> [TO BE DONE]: Reproduce the data in its entirety, exactly as supplied.

> [THE RECORDS]:
<<<<

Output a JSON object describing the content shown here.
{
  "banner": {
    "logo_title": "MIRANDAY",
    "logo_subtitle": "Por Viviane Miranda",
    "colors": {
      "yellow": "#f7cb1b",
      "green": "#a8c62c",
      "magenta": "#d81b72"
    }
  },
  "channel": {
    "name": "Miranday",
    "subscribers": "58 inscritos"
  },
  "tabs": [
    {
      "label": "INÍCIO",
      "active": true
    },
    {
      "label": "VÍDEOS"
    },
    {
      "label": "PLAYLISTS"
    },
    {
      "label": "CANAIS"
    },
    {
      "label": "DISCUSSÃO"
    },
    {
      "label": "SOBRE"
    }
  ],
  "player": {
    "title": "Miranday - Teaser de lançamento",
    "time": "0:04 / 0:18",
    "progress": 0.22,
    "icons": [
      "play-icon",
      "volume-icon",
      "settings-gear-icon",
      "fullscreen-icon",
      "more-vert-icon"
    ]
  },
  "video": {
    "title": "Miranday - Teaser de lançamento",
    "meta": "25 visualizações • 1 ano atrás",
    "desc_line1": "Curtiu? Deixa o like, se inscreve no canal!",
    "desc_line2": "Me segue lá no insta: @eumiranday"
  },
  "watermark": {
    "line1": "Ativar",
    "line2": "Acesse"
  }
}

>>>>

> [RESPONSE TO THIS TASK]:
Output a JSON object describing the content shown here.
{
  "banner": {
    "logo_title": "MIRANDAY",
    "logo_subtitle": "Por Viviane Miranda",
    "colors": {
      "yellow": "#f7cb1b",
      "green": "#a8c62c",
      "magenta": "#d81b72"
    }
  },
  "channel": {
    "name": "Miranday",
    "subscribers": "58 inscritos"
  },
  "tabs": [
    {
      "label": "INÍCIO",
      "active": true
    },
    {
      "label": "VÍDEOS"
    },
    {
      "label": "PLAYLISTS"
    },
    {
      "label": "CANAIS"
    },
    {
      "label": "DISCUSSÃO"
    },
    {
      "label": "SOBRE"
    }
  ],
  "player": {
    "title": "Miranday - Teaser de lançamento",
    "time": "0:04 / 0:18",
    "progress": 0.22,
    "icons": [
      "play-icon",
      "volume-icon",
      "settings-gear-icon",
      "fullscreen-icon",
      "more-vert-icon"
    ]
  },
  "video": {
    "title": "Miranday - Teaser de lançamento",
    "meta": "25 visualizações • 1 ano atrás",
    "desc_line1": "Curtiu? Deixa o like, se inscreve no canal!",
    "desc_line2": "Me segue lá no insta: @eumiranday"
  },
  "watermark": {
    "line1": "Ativar",
    "line2": "Acesse"
  }
}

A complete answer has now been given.